## begin Provided data
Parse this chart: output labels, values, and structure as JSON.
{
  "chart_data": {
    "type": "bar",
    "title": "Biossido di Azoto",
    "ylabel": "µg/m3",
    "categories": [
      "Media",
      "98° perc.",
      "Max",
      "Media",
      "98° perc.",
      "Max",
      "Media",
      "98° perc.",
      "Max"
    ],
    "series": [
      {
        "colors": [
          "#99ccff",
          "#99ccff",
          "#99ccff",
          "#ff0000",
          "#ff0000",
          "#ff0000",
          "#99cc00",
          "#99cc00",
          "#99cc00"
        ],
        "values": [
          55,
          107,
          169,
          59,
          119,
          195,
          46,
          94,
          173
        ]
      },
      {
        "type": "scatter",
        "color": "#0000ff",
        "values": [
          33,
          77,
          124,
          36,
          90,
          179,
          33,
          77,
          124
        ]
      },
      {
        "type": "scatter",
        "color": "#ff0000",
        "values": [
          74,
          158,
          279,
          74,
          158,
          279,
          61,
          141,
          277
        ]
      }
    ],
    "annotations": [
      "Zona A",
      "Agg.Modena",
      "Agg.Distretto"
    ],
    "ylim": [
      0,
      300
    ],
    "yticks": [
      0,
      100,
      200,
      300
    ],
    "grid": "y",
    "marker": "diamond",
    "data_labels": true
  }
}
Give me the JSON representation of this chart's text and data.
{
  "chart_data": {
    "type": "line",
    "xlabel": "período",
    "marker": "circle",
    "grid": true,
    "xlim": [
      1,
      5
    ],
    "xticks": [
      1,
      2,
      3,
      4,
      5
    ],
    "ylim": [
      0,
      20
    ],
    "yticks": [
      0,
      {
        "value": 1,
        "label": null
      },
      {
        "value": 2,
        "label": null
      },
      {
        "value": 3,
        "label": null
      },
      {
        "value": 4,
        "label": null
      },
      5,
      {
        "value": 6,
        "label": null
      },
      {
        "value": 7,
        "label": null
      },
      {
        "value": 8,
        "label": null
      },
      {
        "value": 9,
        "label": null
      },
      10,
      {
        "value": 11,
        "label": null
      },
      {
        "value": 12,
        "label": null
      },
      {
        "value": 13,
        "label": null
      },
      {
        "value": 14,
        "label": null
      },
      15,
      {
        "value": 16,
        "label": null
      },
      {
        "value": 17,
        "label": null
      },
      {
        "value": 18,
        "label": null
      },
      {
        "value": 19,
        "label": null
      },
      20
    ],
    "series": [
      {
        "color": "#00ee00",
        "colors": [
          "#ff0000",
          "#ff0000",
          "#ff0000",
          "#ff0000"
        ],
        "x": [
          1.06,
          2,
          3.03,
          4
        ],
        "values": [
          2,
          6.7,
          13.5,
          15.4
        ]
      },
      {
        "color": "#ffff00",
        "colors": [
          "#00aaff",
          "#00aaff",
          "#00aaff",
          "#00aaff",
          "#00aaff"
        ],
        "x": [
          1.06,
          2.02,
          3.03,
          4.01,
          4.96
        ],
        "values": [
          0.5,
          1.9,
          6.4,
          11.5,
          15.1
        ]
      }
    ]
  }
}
## end Provided data
**Exercise requirements:**
Show all lines in the entries above where the string "this" appears.

**Written response:**
Parse this chart: output labels, values, and structure as JSON.
Give me the JSON representation of this chart's text and data.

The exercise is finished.